_Task_
Reproduce the listing below exactly, minus its pictures.

________________

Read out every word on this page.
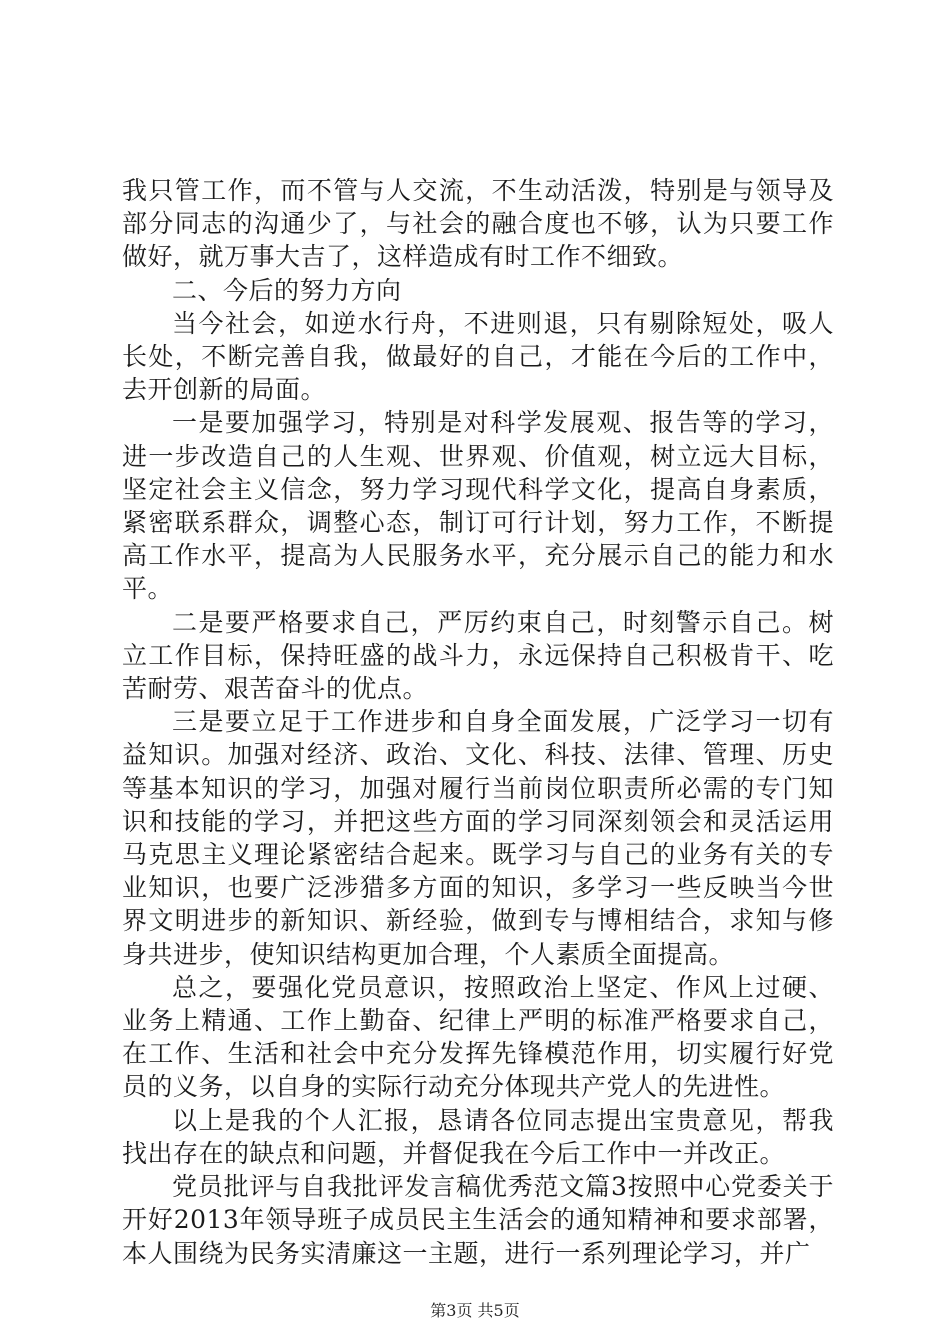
我只管工作，而不管与人交流，不生动活泼，特别是与领导及部分同志的沟通少了，与社会的融合度也不够，认为只要工作做好，就万事大吉了，这样造成有时工作不细致。

二、今后的努力方向

当今社会，如逆水行舟，不进则退，只有剔除短处，吸人长处，不断完善自我，做最好的自己，才能在今后的工作中，去开创新的局面。

一是要加强学习，特别是对科学发展观、报告等的学习，进一步改造自己的人生观、世界观、价值观，树立远大目标，坚定社会主义信念，努力学习现代科学文化，提高自身素质，紧密联系群众，调整心态，制订可行计划，努力工作，不断提高工作水平，提高为人民服务水平，充分展示自己的能力和水平。

二是要严格要求自己，严厉约束自己，时刻警示自己。树立工作目标，保持旺盛的战斗力，永远保持自己积极肯干、吃苦耐劳、艰苦奋斗的优点。

三是要立足于工作进步和自身全面发展，广泛学习一切有益知识。加强对经济、政治、文化、科技、法律、管理、历史等基本知识的学习，加强对履行当前岗位职责所必需的专门知识和技能的学习，并把这些方面的学习同深刻领会和灵活运用马克思主义理论紧密结合起来。既学习与自己的业务有关的专业知识，也要广泛涉猎多方面的知识，多学习一些反映当今世界文明进步的新知识、新经验，做到专与博相结合，求知与修身共进步，使知识结构更加合理，个人素质全面提高。

总之，要强化党员意识，按照政治上坚定、作风上过硬、业务上精通、工作上勤奋、纪律上严明的标准严格要求自己，在工作、生活和社会中充分发挥先锋模范作用，切实履行好党员的义务，以自身的实际行动充分体现共产党人的先进性。

以上是我的个人汇报，恳请各位同志提出宝贵意见，帮我找出存在的缺点和问题，并督促我在今后工作中一并改正。

党员批评与自我批评发言稿优秀范文篇3按照中心党委关于开好2013年领导班子成员民主生活会的通知精神和要求部署，本人围绕为民务实清廉这一主题，进行一系列理论学习，并广

第3页 共5页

________________

_The response_
Read out every word on this page.
我只管工作，而不管与人交流，不生动活泼，特别是与领导及部分同志的沟通少了，与社会的融合度也不够，认为只要工作做好，就万事大吉了，这样造成有时工作不细致。

二、今后的努力方向

当今社会，如逆水行舟，不进则退，只有剔除短处，吸人长处，不断完善自我，做最好的自己，才能在今后的工作中，去开创新的局面。

一是要加强学习，特别是对科学发展观、报告等的学习，进一步改造自己的人生观、世界观、价值观，树立远大目标，坚定社会主义信念，努力学习现代科学文化，提高自身素质，紧密联系群众，调整心态，制订可行计划，努力工作，不断提高工作水平，提高为人民服务水平，充分展示自己的能力和水平。

二是要严格要求自己，严厉约束自己，时刻警示自己。树立工作目标，保持旺盛的战斗力，永远保持自己积极肯干、吃苦耐劳、艰苦奋斗的优点。

三是要立足于工作进步和自身全面发展，广泛学习一切有益知识。加强对经济、政治、文化、科技、法律、管理、历史等基本知识的学习，加强对履行当前岗位职责所必需的专门知识和技能的学习，并把这些方面的学习同深刻领会和灵活运用马克思主义理论紧密结合起来。既学习与自己的业务有关的专业知识，也要广泛涉猎多方面的知识，多学习一些反映当今世界文明进步的新知识、新经验，做到专与博相结合，求知与修身共进步，使知识结构更加合理，个人素质全面提高。

总之，要强化党员意识，按照政治上坚定、作风上过硬、业务上精通、工作上勤奋、纪律上严明的标准严格要求自己，在工作、生活和社会中充分发挥先锋模范作用，切实履行好党员的义务，以自身的实际行动充分体现共产党人的先进性。

以上是我的个人汇报，恳请各位同志提出宝贵意见，帮我找出存在的缺点和问题，并督促我在今后工作中一并改正。

党员批评与自我批评发言稿优秀范文篇3按照中心党委关于开好2013年领导班子成员民主生活会的通知精神和要求部署，本人围绕为民务实清廉这一主题，进行一系列理论学习，并广

第3页 共5页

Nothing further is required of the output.